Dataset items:
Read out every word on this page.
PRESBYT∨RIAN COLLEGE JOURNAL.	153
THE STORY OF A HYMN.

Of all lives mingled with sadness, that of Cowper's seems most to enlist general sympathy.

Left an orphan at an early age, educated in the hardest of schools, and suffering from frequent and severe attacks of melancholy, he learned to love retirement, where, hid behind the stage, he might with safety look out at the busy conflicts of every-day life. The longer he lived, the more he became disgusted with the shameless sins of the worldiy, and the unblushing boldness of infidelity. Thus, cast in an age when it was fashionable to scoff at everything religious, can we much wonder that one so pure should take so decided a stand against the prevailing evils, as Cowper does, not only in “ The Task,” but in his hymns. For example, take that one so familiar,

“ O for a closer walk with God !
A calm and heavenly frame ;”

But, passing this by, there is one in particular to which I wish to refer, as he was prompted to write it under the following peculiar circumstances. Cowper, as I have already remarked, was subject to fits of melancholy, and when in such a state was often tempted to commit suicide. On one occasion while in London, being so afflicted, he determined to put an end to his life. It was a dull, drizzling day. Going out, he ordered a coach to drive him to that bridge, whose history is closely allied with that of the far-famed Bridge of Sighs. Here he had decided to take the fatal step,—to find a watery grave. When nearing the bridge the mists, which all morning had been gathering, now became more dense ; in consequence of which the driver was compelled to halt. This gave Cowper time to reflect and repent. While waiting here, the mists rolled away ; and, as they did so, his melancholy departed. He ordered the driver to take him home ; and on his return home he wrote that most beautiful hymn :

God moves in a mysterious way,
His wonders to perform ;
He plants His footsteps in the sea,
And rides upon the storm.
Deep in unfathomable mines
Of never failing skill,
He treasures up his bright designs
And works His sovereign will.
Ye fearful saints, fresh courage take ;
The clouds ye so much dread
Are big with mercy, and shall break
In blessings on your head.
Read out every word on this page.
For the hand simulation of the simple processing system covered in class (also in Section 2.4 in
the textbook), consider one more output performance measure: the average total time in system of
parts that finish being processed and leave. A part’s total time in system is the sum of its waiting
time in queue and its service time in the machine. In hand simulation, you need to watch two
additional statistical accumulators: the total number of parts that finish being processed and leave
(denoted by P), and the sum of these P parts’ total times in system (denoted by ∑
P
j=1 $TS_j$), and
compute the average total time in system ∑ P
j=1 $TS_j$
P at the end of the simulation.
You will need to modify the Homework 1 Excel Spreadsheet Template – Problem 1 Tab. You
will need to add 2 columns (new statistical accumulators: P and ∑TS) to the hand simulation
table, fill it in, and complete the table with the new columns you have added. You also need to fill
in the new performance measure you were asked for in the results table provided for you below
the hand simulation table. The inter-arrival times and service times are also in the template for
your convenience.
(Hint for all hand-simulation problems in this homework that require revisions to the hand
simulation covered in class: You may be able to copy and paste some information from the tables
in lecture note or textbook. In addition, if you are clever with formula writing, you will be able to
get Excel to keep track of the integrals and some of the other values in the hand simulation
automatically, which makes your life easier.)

→ TASK TO CARRY OUT
From the material above, copy each line that includes the word "leave".

→ SOLUTION
parts that finish being processed and leave. A part’s total time in system is the sum of its waiting
additional statistical accumulators: the total number of parts that finish being processed and leave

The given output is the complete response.